## Start SUPPLIED INFORMATION
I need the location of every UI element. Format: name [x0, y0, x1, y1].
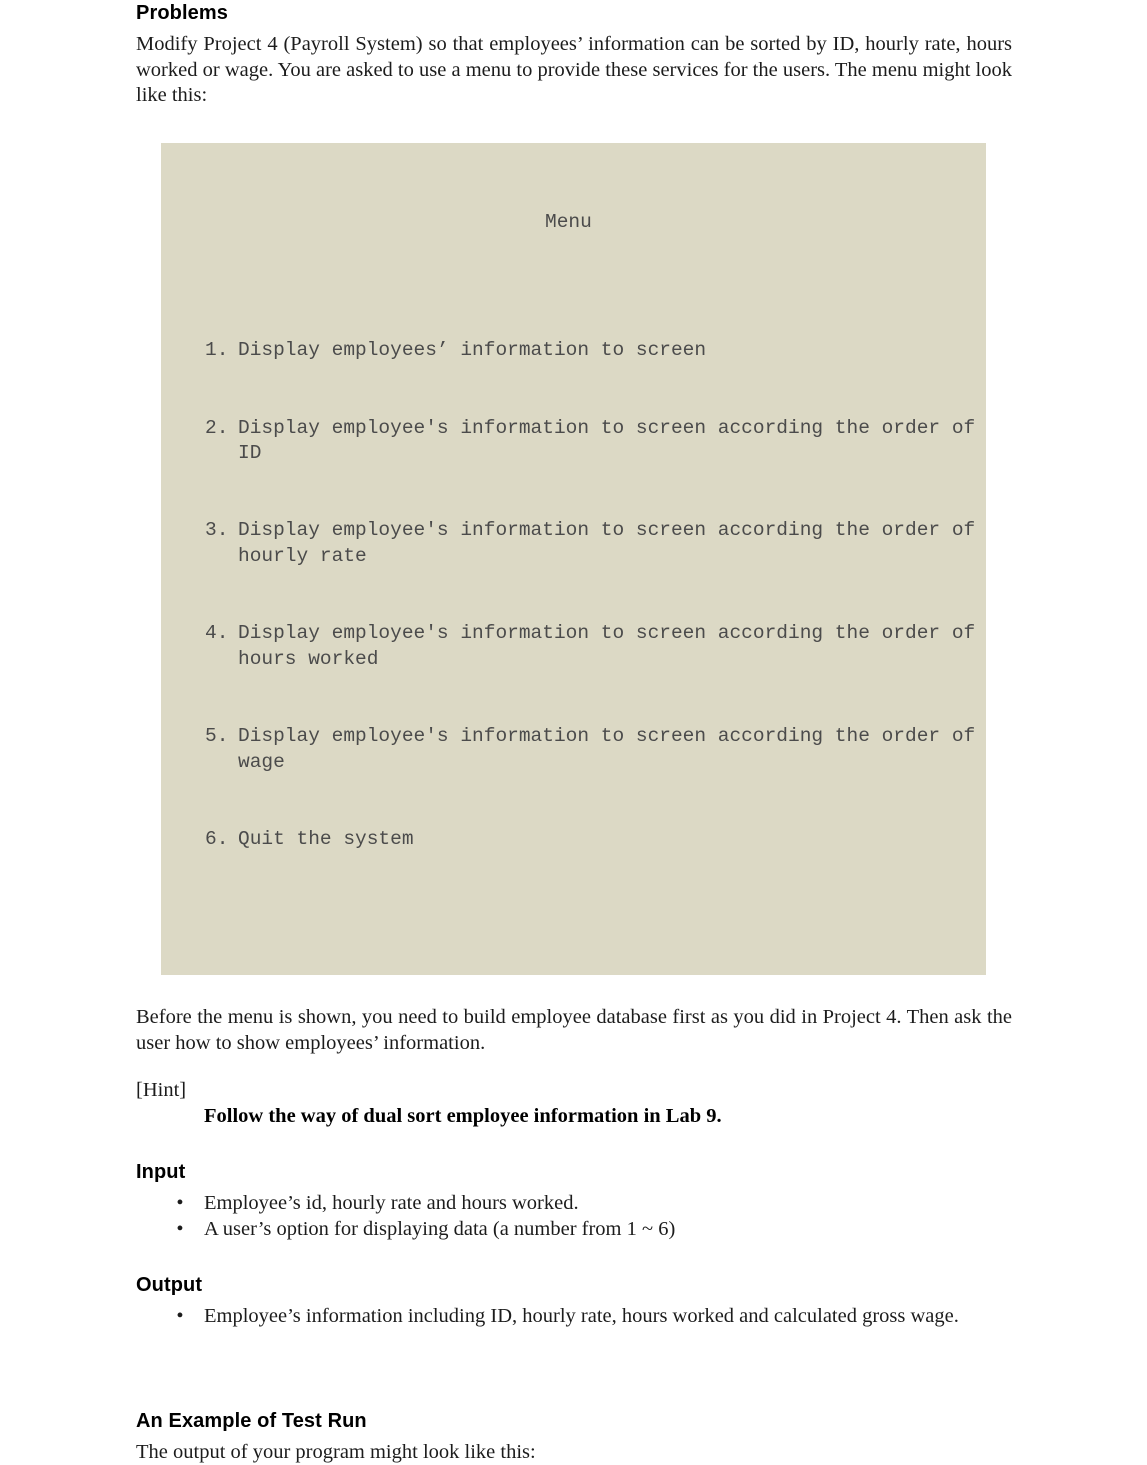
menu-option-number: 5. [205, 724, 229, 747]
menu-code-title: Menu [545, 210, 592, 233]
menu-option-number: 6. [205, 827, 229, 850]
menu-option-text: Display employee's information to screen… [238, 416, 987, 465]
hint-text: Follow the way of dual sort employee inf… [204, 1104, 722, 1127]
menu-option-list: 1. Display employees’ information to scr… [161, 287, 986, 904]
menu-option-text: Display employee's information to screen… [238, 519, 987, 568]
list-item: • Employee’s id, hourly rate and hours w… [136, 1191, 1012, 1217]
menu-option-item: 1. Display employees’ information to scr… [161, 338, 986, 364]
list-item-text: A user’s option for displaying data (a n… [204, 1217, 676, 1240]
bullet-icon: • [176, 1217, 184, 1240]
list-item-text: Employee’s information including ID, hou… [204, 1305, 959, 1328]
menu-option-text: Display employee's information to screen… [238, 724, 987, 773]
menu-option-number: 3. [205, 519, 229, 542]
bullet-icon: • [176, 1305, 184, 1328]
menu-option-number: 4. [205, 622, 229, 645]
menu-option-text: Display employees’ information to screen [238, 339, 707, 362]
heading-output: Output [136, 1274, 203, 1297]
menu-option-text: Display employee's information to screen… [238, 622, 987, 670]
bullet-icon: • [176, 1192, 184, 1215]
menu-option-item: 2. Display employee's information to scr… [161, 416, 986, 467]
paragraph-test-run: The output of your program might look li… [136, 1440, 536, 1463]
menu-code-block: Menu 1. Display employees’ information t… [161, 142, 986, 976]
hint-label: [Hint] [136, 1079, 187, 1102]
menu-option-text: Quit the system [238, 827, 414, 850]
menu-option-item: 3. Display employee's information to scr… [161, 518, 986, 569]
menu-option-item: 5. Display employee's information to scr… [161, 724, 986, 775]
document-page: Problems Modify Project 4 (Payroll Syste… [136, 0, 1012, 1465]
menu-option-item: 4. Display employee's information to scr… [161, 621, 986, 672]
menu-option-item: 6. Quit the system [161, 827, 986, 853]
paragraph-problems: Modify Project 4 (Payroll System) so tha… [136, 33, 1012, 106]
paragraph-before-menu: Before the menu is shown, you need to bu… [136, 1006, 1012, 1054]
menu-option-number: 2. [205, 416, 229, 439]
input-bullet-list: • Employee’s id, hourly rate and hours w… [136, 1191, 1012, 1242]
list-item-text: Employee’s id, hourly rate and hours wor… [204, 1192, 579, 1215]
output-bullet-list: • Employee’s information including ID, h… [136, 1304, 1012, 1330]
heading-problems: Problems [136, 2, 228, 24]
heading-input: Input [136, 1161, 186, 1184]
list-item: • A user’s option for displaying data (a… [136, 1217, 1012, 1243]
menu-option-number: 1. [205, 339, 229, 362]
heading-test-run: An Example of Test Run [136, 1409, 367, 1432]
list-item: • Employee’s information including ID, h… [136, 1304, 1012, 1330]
## End SUPPLIED INFORMATION
▸ WHAT TO WORK ON: Copy the rows above word for word, keeping every name and set of coordinates as it is. Leave the picture out.

▸ EXERCISE SOLUTION:
I need the location of every UI element. Format: name [x0, y0, x1, y1].
menu-option-number: 5. [205, 724, 229, 747]
menu-code-title: Menu [545, 210, 592, 233]
menu-option-number: 6. [205, 827, 229, 850]
menu-option-text: Display employee's information to screen… [238, 416, 987, 465]
hint-text: Follow the way of dual sort employee inf… [204, 1104, 722, 1127]
menu-option-list: 1. Display employees’ information to scr… [161, 287, 986, 904]
menu-option-text: Display employee's information to screen… [238, 519, 987, 568]
list-item: • Employee’s id, hourly rate and hours w… [136, 1191, 1012, 1217]
menu-option-item: 1. Display employees’ information to scr… [161, 338, 986, 364]
list-item-text: A user’s option for displaying data (a n… [204, 1217, 676, 1240]
bullet-icon: • [176, 1217, 184, 1240]
list-item-text: Employee’s information including ID, hou… [204, 1305, 959, 1328]
menu-option-text: Display employee's information to screen… [238, 724, 987, 773]
menu-option-number: 3. [205, 519, 229, 542]
bullet-icon: • [176, 1305, 184, 1328]
menu-option-number: 4. [205, 622, 229, 645]
menu-option-text: Display employees’ information to screen [238, 339, 707, 362]
heading-output: Output [136, 1274, 203, 1297]
menu-option-text: Display employee's information to screen… [238, 622, 987, 670]
bullet-icon: • [176, 1192, 184, 1215]
menu-option-item: 2. Display employee's information to scr… [161, 416, 986, 467]
paragraph-test-run: The output of your program might look li… [136, 1440, 536, 1463]
menu-code-block: Menu 1. Display employees’ information t… [161, 142, 986, 976]
hint-label: [Hint] [136, 1079, 187, 1102]
menu-option-text: Quit the system [238, 827, 414, 850]
menu-option-item: 3. Display employee's information to scr… [161, 518, 986, 569]
menu-option-item: 5. Display employee's information to scr… [161, 724, 986, 775]
document-page: Problems Modify Project 4 (Payroll Syste… [136, 0, 1012, 1465]
menu-option-item: 4. Display employee's information to scr… [161, 621, 986, 672]
menu-option-item: 6. Quit the system [161, 827, 986, 853]
paragraph-problems: Modify Project 4 (Payroll System) so tha… [136, 33, 1012, 106]
paragraph-before-menu: Before the menu is shown, you need to bu… [136, 1006, 1012, 1054]
menu-option-number: 2. [205, 416, 229, 439]
input-bullet-list: • Employee’s id, hourly rate and hours w… [136, 1191, 1012, 1242]
list-item-text: Employee’s id, hourly rate and hours wor… [204, 1192, 579, 1215]
output-bullet-list: • Employee’s information including ID, h… [136, 1304, 1012, 1330]
heading-problems: Problems [136, 2, 228, 24]
heading-input: Input [136, 1161, 186, 1184]
list-item: • A user’s option for displaying data (a… [136, 1217, 1012, 1243]
menu-option-number: 1. [205, 339, 229, 362]
heading-test-run: An Example of Test Run [136, 1409, 367, 1432]
list-item: • Employee’s information including ID, h… [136, 1304, 1012, 1330]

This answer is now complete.